[Saved data entries]

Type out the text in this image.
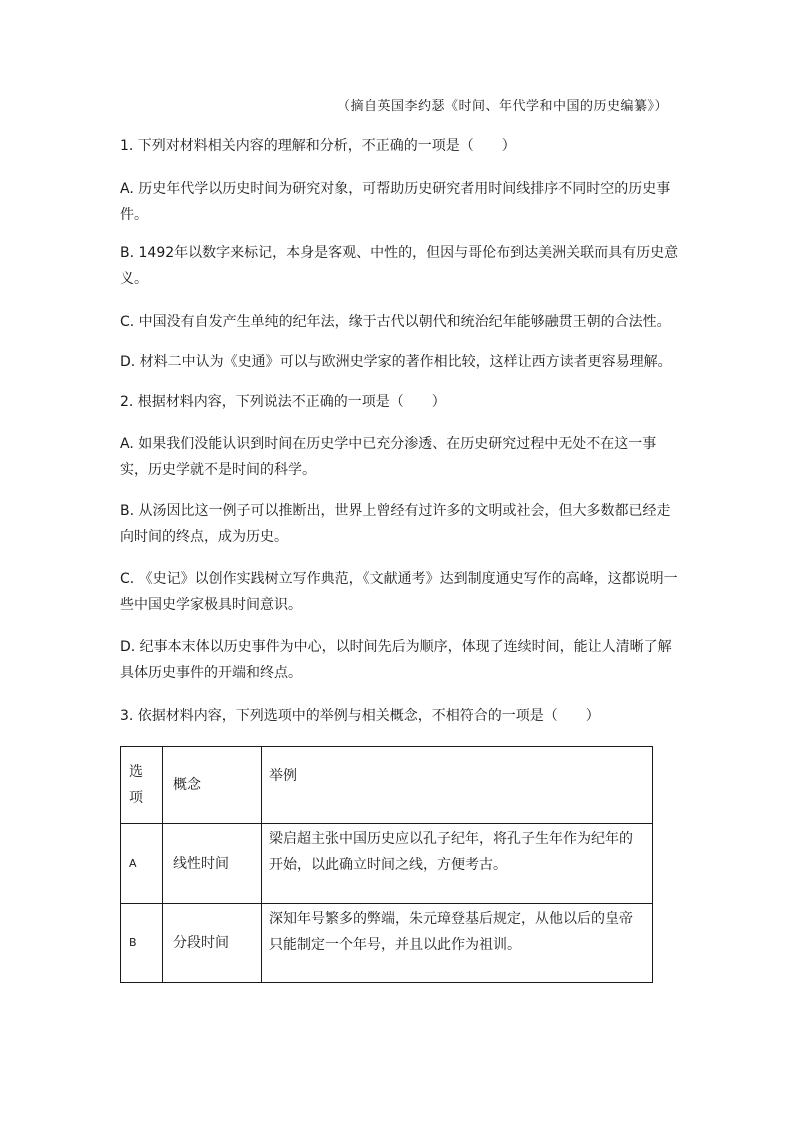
（摘自英国李约瑟《时间、年代学和中国的历史编纂》）

1. 下列对材料相关内容的理解和分析，不正确的一项是（　　）

A. 历史年代学以历史时间为研究对象，可帮助历史研究者用时间线排序不同时空的历史事件。

B. 1492年以数字来标记，本身是客观、中性的，但因与哥伦布到达美洲关联而具有历史意义。

C. 中国没有自发产生单纯的纪年法，缘于古代以朝代和统治纪年能够融贯王朝的合法性。

D. 材料二中认为《史通》可以与欧洲史学家的著作相比较，这样让西方读者更容易理解。

2. 根据材料内容，下列说法不正确的一项是（　　）

A. 如果我们没能认识到时间在历史学中已充分渗透、在历史研究过程中无处不在这一事实，历史学就不是时间的科学。

B. 从汤因比这一例子可以推断出，世界上曾经有过许多的文明或社会，但大多数都已经走向时间的终点，成为历史。

C. 《史记》以创作实践树立写作典范，《文献通考》达到制度通史写作的高峰，这都说明一些中国史学家极具时间意识。

D. 纪事本末体以历史事件为中心，以时间先后为顺序，体现了连续时间，能让人清晰了解具体历史事件的开端和终点。

3. 依据材料内容，下列选项中的举例与相关概念，不相符合的一项是（　　）

选项	概念	举例

A	线性时间	梁启超主张中国历史应以孔子纪年，将孔子生年作为纪年的开始，以此确立时间之线，方便考古。

B	分段时间	深知年号繁多的弊端，朱元璋登基后规定，从他以后的皇帝只能制定一个年号，并且以此作为祖训。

◆ Exercise details ◆
Set down every record once more, word for word, without pictures.

◆ Exercise response ◆
Type out the text in this image.
（摘自英国李约瑟《时间、年代学和中国的历史编纂》）

1. 下列对材料相关内容的理解和分析，不正确的一项是（　　）

A. 历史年代学以历史时间为研究对象，可帮助历史研究者用时间线排序不同时空的历史事件。

B. 1492年以数字来标记，本身是客观、中性的，但因与哥伦布到达美洲关联而具有历史意义。

C. 中国没有自发产生单纯的纪年法，缘于古代以朝代和统治纪年能够融贯王朝的合法性。

D. 材料二中认为《史通》可以与欧洲史学家的著作相比较，这样让西方读者更容易理解。

2. 根据材料内容，下列说法不正确的一项是（　　）

A. 如果我们没能认识到时间在历史学中已充分渗透、在历史研究过程中无处不在这一事实，历史学就不是时间的科学。

B. 从汤因比这一例子可以推断出，世界上曾经有过许多的文明或社会，但大多数都已经走向时间的终点，成为历史。

C. 《史记》以创作实践树立写作典范，《文献通考》达到制度通史写作的高峰，这都说明一些中国史学家极具时间意识。

D. 纪事本末体以历史事件为中心，以时间先后为顺序，体现了连续时间，能让人清晰了解具体历史事件的开端和终点。

3. 依据材料内容，下列选项中的举例与相关概念，不相符合的一项是（　　）

选项	概念	举例

A	线性时间	梁启超主张中国历史应以孔子纪年，将孔子生年作为纪年的开始，以此确立时间之线，方便考古。

B	分段时间	深知年号繁多的弊端，朱元璋登基后规定，从他以后的皇帝只能制定一个年号，并且以此作为祖训。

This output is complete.